**AIM**
Without omitting anything, return the records precisely as given.
## Begin GIVEN ENTRIES
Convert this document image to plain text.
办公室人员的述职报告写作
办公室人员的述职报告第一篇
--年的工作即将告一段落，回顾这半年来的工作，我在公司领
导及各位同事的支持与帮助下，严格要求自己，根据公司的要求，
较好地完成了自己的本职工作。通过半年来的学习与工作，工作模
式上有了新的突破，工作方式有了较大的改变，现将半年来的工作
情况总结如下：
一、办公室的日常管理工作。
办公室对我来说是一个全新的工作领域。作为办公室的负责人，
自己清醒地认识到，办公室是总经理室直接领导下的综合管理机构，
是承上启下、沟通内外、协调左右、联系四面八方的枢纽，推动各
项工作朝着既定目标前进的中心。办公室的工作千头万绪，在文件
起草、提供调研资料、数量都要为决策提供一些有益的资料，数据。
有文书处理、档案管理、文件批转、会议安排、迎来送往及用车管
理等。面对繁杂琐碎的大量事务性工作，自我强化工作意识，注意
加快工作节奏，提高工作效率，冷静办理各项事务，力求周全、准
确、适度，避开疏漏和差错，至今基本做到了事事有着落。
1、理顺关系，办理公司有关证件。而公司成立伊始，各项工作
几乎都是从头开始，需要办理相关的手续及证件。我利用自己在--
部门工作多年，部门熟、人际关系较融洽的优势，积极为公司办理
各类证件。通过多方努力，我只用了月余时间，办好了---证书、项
## End GIVEN ENTRIES
**RESULT OF THIS TASK**
Convert this document image to plain text.
办公室人员的述职报告写作
办公室人员的述职报告第一篇
--年的工作即将告一段落，回顾这半年来的工作，我在公司领
导及各位同事的支持与帮助下，严格要求自己，根据公司的要求，
较好地完成了自己的本职工作。通过半年来的学习与工作，工作模
式上有了新的突破，工作方式有了较大的改变，现将半年来的工作
情况总结如下：
一、办公室的日常管理工作。
办公室对我来说是一个全新的工作领域。作为办公室的负责人，
自己清醒地认识到，办公室是总经理室直接领导下的综合管理机构，
是承上启下、沟通内外、协调左右、联系四面八方的枢纽，推动各
项工作朝着既定目标前进的中心。办公室的工作千头万绪，在文件
起草、提供调研资料、数量都要为决策提供一些有益的资料，数据。
有文书处理、档案管理、文件批转、会议安排、迎来送往及用车管
理等。面对繁杂琐碎的大量事务性工作，自我强化工作意识，注意
加快工作节奏，提高工作效率，冷静办理各项事务，力求周全、准
确、适度，避开疏漏和差错，至今基本做到了事事有着落。
1、理顺关系，办理公司有关证件。而公司成立伊始，各项工作
几乎都是从头开始，需要办理相关的手续及证件。我利用自己在--
部门工作多年，部门熟、人际关系较融洽的优势，积极为公司办理
各类证件。通过多方努力，我只用了月余时间，办好了---证书、项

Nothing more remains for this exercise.